▶ [Goal of the exercise] Reproduce every line of the material below, but drop the pictures.

=== Supplied data ===

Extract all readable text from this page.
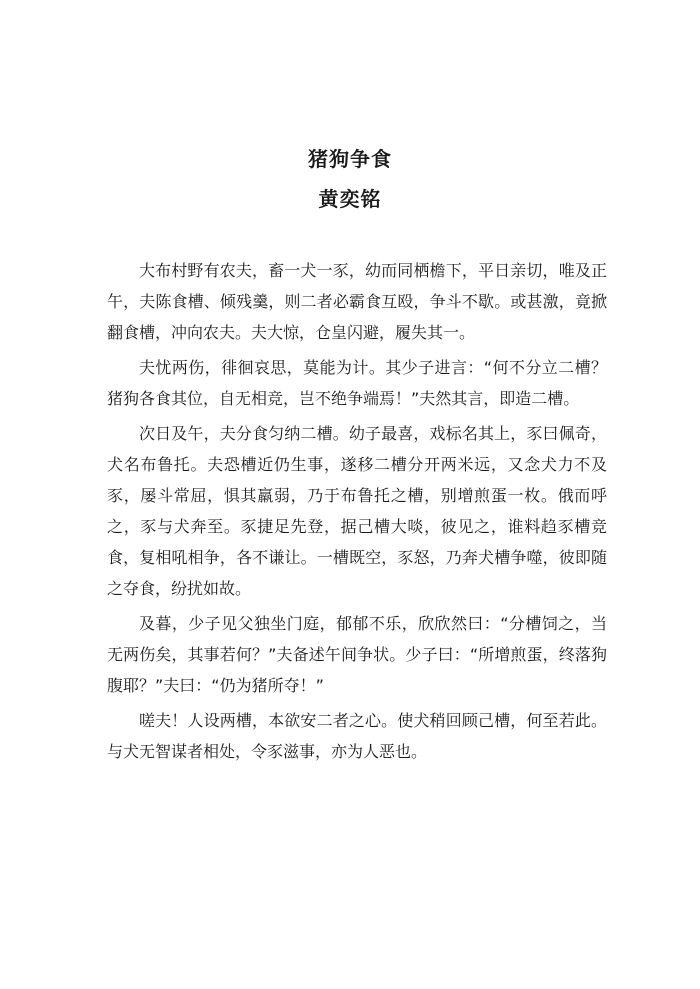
猪狗争食
黄奕铭

大布村野有农夫，畜一犬一豕，幼而同栖檐下，平日亲切，唯及正午，夫陈食槽、倾残羹，则二者必霸食互殴，争斗不歇。或甚激，竟掀翻食槽，冲向农夫。夫大惊，仓皇闪避，履失其一。

夫忧两伤，徘徊哀思，莫能为计。其少子进言：“何不分立二槽？猪狗各食其位，自无相竞，岂不绝争端焉！”夫然其言，即造二槽。

次日及午，夫分食匀纳二槽。幼子最喜，戏标名其上，豕曰佩奇，犬名布鲁托。夫恐槽近仍生事，遂移二槽分开两米远，又念犬力不及豕，屡斗常屈，惧其羸弱，乃于布鲁托之槽，别增煎蛋一枚。俄而呼之，豕与犬奔至。豕捷足先登，据己槽大啖，彼见之，谁料趋豕槽竞食，复相吼相争，各不谦让。一槽既空，豕怒，乃奔犬槽争噬，彼即随之夺食，纷扰如故。

及暮，少子见父独坐门庭，郁郁不乐，欣欣然曰：“分槽饲之，当无两伤矣，其事若何？”夫备述午间争状。少子曰：“所增煎蛋，终落狗腹耶？”夫曰：“仍为猪所夺！”

嗟夫！人设两槽，本欲安二者之心。使犬稍回顾己槽，何至若此。与犬无智谋者相处，令豕滋事，亦为人恶也。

===

▶ [Full answer]
Extract all readable text from this page.
猪狗争食
黄奕铭

大布村野有农夫，畜一犬一豕，幼而同栖檐下，平日亲切，唯及正午，夫陈食槽、倾残羹，则二者必霸食互殴，争斗不歇。或甚激，竟掀翻食槽，冲向农夫。夫大惊，仓皇闪避，履失其一。

夫忧两伤，徘徊哀思，莫能为计。其少子进言：“何不分立二槽？猪狗各食其位，自无相竞，岂不绝争端焉！”夫然其言，即造二槽。

次日及午，夫分食匀纳二槽。幼子最喜，戏标名其上，豕曰佩奇，犬名布鲁托。夫恐槽近仍生事，遂移二槽分开两米远，又念犬力不及豕，屡斗常屈，惧其羸弱，乃于布鲁托之槽，别增煎蛋一枚。俄而呼之，豕与犬奔至。豕捷足先登，据己槽大啖，彼见之，谁料趋豕槽竞食，复相吼相争，各不谦让。一槽既空，豕怒，乃奔犬槽争噬，彼即随之夺食，纷扰如故。

及暮，少子见父独坐门庭，郁郁不乐，欣欣然曰：“分槽饲之，当无两伤矣，其事若何？”夫备述午间争状。少子曰：“所增煎蛋，终落狗腹耶？”夫曰：“仍为猪所夺！”

嗟夫！人设两槽，本欲安二者之心。使犬稍回顾己槽，何至若此。与犬无智谋者相处，令豕滋事，亦为人恶也。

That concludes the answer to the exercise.